■ **Records for processing**:

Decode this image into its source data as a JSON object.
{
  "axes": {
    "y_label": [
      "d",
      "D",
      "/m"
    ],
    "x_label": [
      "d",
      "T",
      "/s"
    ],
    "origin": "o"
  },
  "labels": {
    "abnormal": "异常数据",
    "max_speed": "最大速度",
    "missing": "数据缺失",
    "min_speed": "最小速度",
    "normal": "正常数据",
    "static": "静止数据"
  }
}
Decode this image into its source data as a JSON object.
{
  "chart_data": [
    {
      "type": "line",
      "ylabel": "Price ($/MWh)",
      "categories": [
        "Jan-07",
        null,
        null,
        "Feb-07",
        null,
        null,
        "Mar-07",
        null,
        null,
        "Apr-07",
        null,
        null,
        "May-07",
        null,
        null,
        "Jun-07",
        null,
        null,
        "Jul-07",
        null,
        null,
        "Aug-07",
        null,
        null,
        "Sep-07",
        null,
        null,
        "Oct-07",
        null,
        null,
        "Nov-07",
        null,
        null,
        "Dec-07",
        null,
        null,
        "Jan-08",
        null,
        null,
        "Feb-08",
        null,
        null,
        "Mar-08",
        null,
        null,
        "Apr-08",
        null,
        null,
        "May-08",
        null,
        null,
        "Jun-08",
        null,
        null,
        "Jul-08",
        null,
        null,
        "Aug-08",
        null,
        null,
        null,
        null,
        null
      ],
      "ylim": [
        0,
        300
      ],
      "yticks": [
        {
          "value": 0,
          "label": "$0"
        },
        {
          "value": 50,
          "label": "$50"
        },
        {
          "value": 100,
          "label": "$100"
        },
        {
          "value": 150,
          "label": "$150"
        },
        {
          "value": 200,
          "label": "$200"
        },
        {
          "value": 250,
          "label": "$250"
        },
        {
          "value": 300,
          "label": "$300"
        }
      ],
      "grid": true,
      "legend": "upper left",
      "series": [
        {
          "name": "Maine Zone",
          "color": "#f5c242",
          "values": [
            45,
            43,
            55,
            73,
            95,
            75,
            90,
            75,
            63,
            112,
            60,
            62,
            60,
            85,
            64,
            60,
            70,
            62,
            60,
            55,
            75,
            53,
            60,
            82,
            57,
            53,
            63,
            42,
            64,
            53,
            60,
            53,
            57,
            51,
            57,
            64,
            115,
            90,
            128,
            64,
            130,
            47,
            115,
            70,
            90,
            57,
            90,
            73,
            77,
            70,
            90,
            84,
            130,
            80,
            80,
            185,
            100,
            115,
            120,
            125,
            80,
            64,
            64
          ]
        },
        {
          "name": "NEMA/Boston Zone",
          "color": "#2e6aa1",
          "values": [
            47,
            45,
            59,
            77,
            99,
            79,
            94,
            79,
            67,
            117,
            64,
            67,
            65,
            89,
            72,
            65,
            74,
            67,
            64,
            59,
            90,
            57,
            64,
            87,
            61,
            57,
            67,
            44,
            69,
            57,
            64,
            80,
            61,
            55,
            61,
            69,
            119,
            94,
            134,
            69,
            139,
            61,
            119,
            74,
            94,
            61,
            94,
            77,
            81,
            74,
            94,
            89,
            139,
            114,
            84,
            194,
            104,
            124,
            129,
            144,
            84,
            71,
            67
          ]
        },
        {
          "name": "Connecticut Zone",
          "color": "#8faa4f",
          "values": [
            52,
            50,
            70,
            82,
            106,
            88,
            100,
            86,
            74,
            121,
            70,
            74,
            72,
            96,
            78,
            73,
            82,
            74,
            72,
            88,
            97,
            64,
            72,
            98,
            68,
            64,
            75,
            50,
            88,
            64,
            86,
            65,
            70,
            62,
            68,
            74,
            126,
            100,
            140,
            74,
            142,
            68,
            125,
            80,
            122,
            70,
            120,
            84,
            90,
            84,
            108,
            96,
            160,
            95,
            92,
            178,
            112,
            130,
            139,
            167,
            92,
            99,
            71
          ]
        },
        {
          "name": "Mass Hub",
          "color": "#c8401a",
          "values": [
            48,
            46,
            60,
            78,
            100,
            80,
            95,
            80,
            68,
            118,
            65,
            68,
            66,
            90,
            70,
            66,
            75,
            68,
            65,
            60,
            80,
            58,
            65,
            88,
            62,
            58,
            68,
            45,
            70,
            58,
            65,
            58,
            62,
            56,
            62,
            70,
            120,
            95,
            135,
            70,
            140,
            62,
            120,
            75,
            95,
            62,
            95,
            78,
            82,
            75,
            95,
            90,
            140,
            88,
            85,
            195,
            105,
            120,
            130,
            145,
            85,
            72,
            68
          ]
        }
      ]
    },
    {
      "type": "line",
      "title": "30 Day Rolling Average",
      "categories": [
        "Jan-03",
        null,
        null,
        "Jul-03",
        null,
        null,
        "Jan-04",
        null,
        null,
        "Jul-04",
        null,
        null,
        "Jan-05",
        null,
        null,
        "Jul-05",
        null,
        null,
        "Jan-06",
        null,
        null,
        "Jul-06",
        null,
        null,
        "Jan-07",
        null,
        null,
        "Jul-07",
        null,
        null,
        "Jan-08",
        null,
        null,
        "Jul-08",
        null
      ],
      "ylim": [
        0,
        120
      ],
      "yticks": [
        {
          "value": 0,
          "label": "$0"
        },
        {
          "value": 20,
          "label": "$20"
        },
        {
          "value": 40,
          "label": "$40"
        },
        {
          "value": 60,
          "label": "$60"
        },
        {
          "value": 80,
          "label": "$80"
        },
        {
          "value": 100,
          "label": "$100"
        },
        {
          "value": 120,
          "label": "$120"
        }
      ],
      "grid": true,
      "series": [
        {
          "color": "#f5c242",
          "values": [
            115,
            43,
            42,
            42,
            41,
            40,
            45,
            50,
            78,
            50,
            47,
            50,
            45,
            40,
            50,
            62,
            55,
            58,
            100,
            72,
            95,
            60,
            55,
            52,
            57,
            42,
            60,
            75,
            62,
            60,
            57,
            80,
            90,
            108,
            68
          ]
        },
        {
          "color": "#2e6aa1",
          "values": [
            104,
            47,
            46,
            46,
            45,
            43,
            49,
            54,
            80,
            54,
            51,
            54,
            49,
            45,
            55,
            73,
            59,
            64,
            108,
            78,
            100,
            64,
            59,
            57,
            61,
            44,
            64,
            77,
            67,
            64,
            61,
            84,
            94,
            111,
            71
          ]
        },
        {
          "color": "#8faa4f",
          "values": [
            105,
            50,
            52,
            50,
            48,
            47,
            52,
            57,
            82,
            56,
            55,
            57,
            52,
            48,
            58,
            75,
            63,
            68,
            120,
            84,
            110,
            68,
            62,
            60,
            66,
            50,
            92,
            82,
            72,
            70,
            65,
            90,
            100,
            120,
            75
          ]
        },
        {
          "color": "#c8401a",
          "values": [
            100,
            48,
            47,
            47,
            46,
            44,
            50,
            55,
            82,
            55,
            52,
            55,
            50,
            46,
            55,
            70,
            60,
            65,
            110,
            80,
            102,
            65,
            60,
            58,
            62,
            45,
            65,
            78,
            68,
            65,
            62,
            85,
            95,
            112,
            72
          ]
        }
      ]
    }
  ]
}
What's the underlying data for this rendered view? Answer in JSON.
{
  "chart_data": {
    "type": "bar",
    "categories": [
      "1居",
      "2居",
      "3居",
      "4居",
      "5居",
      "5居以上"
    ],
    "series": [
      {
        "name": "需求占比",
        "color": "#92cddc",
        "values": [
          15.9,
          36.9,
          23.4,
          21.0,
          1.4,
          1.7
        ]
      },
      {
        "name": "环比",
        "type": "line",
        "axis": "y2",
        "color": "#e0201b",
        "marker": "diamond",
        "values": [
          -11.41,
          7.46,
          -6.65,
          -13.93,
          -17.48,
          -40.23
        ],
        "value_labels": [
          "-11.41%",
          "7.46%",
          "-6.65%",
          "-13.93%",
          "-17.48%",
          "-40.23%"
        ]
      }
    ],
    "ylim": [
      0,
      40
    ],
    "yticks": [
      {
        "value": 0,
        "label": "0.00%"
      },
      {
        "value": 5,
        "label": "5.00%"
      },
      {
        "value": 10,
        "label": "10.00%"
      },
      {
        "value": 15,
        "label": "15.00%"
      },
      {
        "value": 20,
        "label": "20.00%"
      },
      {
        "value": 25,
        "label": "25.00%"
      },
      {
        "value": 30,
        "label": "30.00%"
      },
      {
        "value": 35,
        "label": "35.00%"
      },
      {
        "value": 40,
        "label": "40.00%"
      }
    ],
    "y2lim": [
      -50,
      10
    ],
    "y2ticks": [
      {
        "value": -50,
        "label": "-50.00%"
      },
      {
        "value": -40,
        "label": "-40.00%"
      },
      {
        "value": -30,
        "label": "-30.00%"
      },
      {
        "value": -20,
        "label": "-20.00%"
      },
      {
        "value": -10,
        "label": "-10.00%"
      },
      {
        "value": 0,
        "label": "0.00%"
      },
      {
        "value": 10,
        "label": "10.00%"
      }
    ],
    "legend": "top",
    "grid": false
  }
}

■ **Exercise objective**: Identify each line in the records above containing the word "name"; copy those lines.

■ **Result of the task**:
          "name": "Maine Zone",
          "name": "NEMA/Boston Zone",
          "name": "Connecticut Zone",
          "name": "Mass Hub",
        "name": "需求占比",
        "name": "环比",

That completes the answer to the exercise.